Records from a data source
## START

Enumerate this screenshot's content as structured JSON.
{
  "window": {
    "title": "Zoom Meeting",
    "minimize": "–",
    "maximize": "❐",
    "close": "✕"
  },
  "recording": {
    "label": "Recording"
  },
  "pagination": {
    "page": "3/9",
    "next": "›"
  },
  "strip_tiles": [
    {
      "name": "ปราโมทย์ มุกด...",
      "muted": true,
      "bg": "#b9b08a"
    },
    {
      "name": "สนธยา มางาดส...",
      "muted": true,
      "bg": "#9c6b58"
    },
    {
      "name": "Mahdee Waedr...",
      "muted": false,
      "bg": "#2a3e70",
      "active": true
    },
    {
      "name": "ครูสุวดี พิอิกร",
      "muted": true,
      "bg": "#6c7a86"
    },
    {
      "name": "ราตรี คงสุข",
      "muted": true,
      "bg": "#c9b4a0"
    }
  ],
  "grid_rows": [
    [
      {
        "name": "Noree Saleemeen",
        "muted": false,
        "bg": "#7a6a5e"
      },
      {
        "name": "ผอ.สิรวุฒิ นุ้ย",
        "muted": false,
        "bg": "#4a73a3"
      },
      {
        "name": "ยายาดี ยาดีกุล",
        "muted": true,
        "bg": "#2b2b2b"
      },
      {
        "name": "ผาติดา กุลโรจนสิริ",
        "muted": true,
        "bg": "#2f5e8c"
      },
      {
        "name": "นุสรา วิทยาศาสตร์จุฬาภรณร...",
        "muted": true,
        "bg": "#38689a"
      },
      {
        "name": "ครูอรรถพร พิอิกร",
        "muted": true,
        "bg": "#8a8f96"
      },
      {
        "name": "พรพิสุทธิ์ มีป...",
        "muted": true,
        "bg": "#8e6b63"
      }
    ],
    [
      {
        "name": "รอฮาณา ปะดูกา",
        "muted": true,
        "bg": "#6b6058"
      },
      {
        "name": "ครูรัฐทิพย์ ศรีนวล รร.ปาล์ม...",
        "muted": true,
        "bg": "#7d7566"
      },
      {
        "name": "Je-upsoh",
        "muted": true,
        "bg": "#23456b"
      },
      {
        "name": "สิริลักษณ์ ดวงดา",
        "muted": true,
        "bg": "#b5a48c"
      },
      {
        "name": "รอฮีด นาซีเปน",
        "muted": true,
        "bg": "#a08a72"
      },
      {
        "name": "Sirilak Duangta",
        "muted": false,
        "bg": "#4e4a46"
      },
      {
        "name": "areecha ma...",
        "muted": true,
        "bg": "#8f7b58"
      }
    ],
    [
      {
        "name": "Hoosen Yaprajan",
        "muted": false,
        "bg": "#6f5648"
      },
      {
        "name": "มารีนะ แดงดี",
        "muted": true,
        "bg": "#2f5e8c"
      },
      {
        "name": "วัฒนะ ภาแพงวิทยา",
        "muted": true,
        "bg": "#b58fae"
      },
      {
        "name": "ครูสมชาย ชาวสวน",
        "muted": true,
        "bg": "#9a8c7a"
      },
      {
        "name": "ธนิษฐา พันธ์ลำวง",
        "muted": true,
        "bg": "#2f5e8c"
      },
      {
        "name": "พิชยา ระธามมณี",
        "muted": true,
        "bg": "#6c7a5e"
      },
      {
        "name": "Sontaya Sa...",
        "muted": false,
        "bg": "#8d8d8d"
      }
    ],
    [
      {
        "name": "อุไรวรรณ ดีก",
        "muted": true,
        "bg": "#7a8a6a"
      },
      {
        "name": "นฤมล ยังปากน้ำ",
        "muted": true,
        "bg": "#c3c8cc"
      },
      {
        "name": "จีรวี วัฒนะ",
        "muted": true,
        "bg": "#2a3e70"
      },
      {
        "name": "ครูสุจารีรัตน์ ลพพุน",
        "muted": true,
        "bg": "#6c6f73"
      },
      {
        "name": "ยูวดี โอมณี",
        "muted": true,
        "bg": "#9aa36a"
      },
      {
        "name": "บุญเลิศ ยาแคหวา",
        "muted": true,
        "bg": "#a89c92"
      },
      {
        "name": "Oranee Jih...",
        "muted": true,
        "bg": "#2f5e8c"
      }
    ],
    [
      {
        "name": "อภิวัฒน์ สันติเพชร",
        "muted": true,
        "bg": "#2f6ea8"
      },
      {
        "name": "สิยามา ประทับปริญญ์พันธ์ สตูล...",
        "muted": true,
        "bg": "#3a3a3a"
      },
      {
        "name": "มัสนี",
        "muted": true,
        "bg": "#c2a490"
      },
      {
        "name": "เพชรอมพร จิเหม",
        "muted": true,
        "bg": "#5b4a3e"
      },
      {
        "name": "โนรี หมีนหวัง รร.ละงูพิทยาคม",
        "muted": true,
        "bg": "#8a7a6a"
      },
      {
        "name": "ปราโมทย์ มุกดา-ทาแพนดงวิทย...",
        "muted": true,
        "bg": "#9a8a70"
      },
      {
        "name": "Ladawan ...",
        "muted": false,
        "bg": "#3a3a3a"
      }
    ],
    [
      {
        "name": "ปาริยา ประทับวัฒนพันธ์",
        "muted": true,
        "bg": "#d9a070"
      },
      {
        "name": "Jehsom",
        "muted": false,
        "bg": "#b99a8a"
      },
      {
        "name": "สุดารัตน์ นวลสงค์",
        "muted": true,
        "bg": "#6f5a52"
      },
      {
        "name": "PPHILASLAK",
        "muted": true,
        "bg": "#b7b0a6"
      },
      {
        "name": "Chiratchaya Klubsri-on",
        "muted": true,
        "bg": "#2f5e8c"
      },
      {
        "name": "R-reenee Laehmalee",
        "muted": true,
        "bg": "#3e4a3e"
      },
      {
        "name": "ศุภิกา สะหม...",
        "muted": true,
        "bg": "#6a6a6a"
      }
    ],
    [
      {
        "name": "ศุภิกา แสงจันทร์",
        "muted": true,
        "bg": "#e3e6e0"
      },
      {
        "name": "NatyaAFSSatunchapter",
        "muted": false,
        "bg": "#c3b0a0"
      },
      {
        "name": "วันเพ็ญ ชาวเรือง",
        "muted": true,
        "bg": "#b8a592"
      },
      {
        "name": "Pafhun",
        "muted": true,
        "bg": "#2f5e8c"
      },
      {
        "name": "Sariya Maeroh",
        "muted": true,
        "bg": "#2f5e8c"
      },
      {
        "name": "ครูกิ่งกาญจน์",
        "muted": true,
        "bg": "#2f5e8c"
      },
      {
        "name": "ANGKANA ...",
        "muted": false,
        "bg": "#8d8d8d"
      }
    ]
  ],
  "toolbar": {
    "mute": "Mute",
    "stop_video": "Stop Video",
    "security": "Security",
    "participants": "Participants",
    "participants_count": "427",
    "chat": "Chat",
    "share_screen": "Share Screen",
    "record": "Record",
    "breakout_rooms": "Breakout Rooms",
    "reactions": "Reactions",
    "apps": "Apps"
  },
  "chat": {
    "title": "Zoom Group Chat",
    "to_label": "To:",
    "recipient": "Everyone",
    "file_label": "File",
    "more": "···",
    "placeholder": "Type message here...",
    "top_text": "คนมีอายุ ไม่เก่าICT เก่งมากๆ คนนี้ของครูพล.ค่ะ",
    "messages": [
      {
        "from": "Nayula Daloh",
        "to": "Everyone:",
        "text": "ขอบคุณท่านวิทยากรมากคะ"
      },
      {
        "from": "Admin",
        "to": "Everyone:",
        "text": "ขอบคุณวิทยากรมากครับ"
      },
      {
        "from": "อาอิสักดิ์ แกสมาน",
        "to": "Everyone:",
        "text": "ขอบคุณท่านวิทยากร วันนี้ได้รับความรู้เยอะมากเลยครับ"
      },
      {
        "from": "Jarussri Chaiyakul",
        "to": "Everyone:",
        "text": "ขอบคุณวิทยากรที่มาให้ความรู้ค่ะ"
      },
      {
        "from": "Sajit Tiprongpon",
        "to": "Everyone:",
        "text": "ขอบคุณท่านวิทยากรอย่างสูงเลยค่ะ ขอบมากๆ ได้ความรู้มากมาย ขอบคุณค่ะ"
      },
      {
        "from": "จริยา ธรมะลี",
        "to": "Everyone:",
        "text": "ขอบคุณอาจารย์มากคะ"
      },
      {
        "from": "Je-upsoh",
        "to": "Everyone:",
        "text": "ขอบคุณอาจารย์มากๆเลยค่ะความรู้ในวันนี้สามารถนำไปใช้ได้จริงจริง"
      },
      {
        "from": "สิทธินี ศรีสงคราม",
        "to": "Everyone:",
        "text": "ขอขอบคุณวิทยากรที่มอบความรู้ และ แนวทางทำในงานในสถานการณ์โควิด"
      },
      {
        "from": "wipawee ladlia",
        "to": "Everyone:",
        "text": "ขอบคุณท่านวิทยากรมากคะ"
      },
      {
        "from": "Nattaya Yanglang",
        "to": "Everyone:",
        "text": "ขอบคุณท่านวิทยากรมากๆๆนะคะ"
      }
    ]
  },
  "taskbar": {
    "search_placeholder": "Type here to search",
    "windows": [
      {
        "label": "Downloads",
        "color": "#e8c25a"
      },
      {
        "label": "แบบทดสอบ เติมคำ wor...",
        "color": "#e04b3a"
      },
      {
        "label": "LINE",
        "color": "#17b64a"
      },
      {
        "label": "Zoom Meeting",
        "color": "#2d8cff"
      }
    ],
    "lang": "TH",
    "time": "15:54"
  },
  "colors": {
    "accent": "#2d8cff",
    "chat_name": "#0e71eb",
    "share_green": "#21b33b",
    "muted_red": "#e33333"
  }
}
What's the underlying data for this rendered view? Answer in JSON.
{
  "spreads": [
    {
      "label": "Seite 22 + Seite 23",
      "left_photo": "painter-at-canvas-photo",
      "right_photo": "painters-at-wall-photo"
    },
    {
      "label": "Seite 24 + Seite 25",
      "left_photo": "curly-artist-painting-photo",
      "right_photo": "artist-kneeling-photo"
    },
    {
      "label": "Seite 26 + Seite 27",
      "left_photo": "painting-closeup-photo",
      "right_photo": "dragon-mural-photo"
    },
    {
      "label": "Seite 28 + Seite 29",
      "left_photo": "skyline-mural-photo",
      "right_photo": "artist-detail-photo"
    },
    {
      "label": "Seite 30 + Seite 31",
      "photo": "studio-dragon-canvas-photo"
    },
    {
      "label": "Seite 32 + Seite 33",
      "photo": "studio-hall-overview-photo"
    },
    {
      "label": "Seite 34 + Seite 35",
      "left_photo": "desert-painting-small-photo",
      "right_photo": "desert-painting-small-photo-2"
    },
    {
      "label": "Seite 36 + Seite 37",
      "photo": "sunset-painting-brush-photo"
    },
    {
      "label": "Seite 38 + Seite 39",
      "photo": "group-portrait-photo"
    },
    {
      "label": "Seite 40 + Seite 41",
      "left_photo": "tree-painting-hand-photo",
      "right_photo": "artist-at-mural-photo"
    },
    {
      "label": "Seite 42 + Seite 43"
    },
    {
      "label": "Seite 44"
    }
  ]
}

## END

> [WRITTEN TASK]
State the number of lines in the data that include the string "small", and add nothing else.

> [EXERCISE OUTPUT]
2